Copy every line from the data below in which the string "JSON" can be found.

------ RECORD EXCERPTS

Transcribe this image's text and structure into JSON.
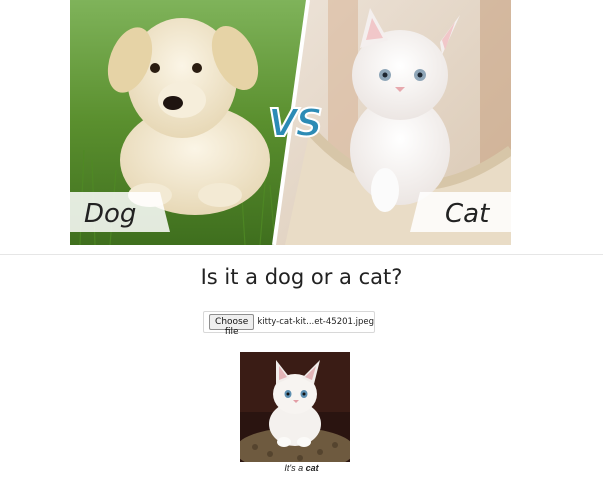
{
  "hero": {
    "dog_label": "Dog",
    "vs_label": "VS",
    "cat_label": "Cat"
  },
  "title": "Is it a dog or a cat?",
  "file_input": {
    "button_label": "Choose file",
    "file_name": "kitty-cat-kit...et-45201.jpeg"
  },
  "result": {
    "prefix": "It's a ",
    "label": "cat"
  },
  "colors": {
    "vs_fill": "#2c8bb5",
    "grass": "#6a9e3a",
    "bed": "#e7d7bf"
  }
}
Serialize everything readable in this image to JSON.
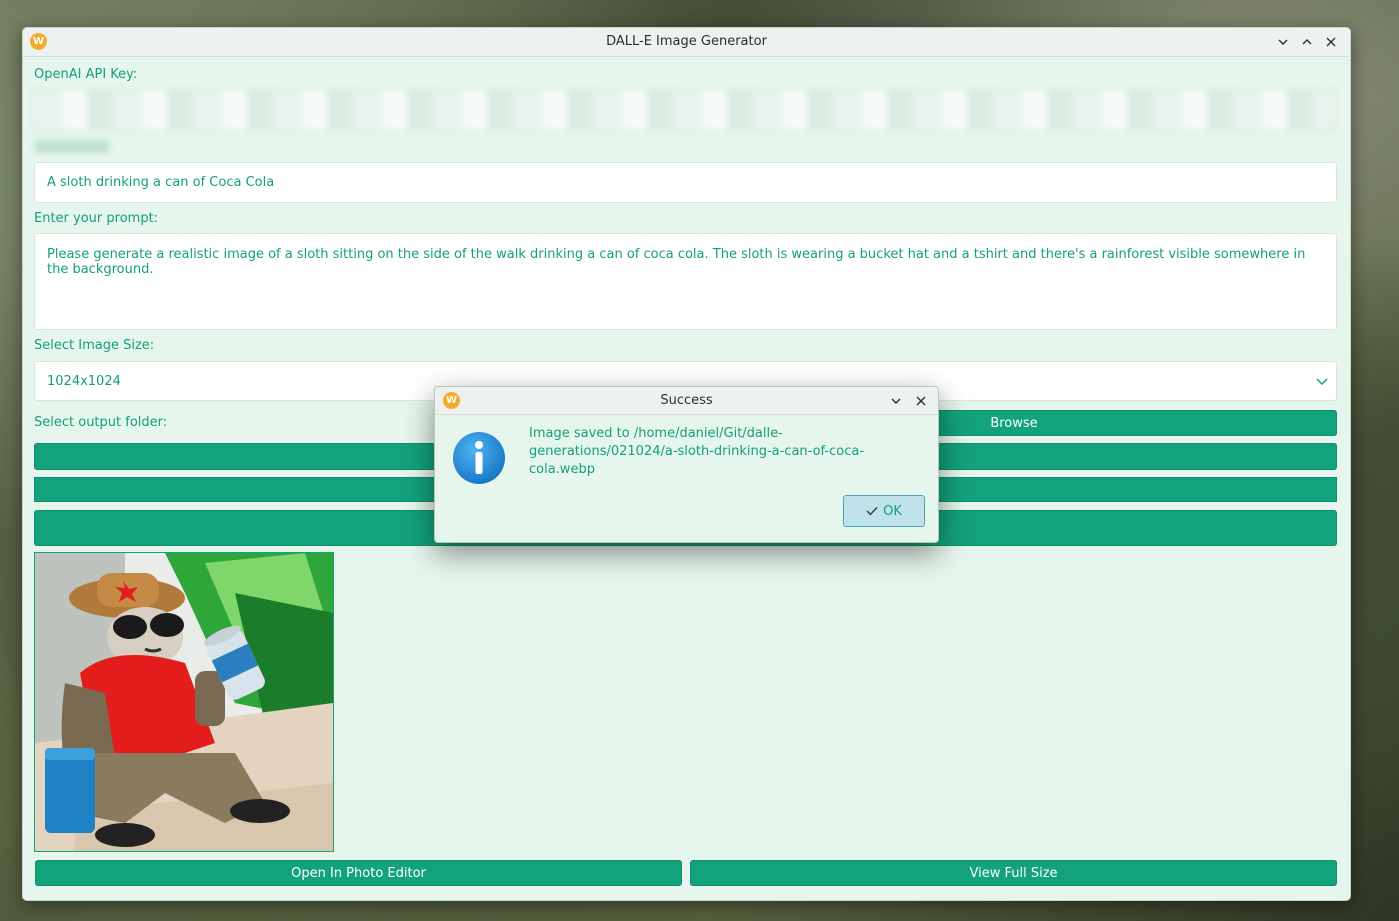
{
  "window": {
    "title": "DALL-E Image Generator",
    "app_icon_letter": "W"
  },
  "form": {
    "api_key_label": "OpenAI API Key:",
    "image_title_label_hidden": "",
    "image_title_value": "A sloth drinking a can of Coca Cola",
    "prompt_label": "Enter your prompt:",
    "prompt_value": "Please generate a realistic image of a sloth sitting on the side of the walk drinking a can of coca cola. The sloth is wearing a bucket hat and a tshirt and there's a rainforest visible somewhere in the background.",
    "size_label": "Select Image Size:",
    "size_value": "1024x1024",
    "output_folder_label": "Select output folder:",
    "browse_label": "Browse"
  },
  "bottom_buttons": {
    "open_editor": "Open In Photo Editor",
    "view_full_size": "View Full Size"
  },
  "dialog": {
    "title": "Success",
    "message": "Image saved to /home/daniel/Git/dalle-generations/021024/a-sloth-drinking-a-can-of-coca-cola.webp",
    "ok_label": "OK"
  },
  "colors": {
    "accent": "#12a27c",
    "window_bg": "#e6f6ec",
    "text": "#13a07a"
  }
}
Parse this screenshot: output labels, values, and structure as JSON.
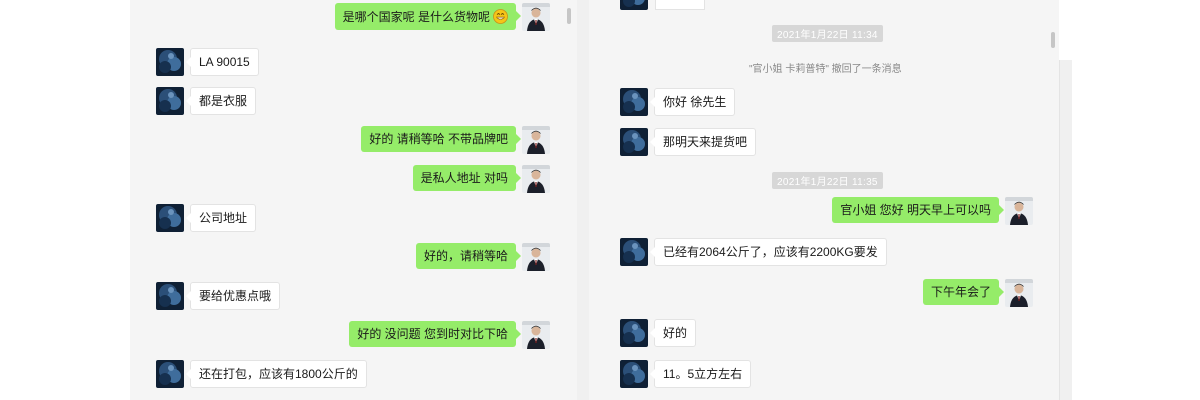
{
  "left_chat": {
    "messages": [
      {
        "dir": "out",
        "text": "是哪个国家呢 是什么货物呢",
        "emoji": "grin-emoji"
      },
      {
        "dir": "in",
        "text": "LA 90015"
      },
      {
        "dir": "in",
        "text": "都是衣服"
      },
      {
        "dir": "out",
        "text": "好的 请稍等哈 不带品牌吧"
      },
      {
        "dir": "out",
        "text": "是私人地址 对吗"
      },
      {
        "dir": "in",
        "text": "公司地址"
      },
      {
        "dir": "out",
        "text": "好的，请稍等哈"
      },
      {
        "dir": "in",
        "text": "要给优惠点哦"
      },
      {
        "dir": "out",
        "text": "好的 没问题 您到时对比下哈"
      },
      {
        "dir": "in",
        "text": "还在打包，应该有1800公斤的"
      }
    ]
  },
  "right_chat": {
    "timestamp_1": "2021年1月22日 11:34",
    "recall_notice": "\"官小姐 卡莉普特\" 撤回了一条消息",
    "timestamp_2": "2021年1月22日 11:35",
    "messages": [
      {
        "dir": "in",
        "text": "你好 徐先生"
      },
      {
        "dir": "in",
        "text": "那明天来提货吧"
      },
      {
        "dir": "out",
        "text": "官小姐 您好 明天早上可以吗"
      },
      {
        "dir": "in",
        "text": "已经有2064公斤了，应该有2200KG要发"
      },
      {
        "dir": "out",
        "text": "下午年会了"
      },
      {
        "dir": "in",
        "text": "好的"
      },
      {
        "dir": "in",
        "text": "11。5立方左右"
      }
    ]
  },
  "colors": {
    "bubble_out": "#95ec69",
    "bubble_in": "#ffffff",
    "panel_bg": "#f5f5f5",
    "timestamp_bg": "#d7d7d7"
  },
  "icons": {
    "contact_avatar": "blue-abstract-avatar",
    "self_avatar": "man-in-suit-avatar"
  }
}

------------

» OUTPUT:
Transcribe this image's text and structure into JSON.
Serialize everything readable in this image to JSON.
Parse this screenshot: output labels, values, and structure as JSON.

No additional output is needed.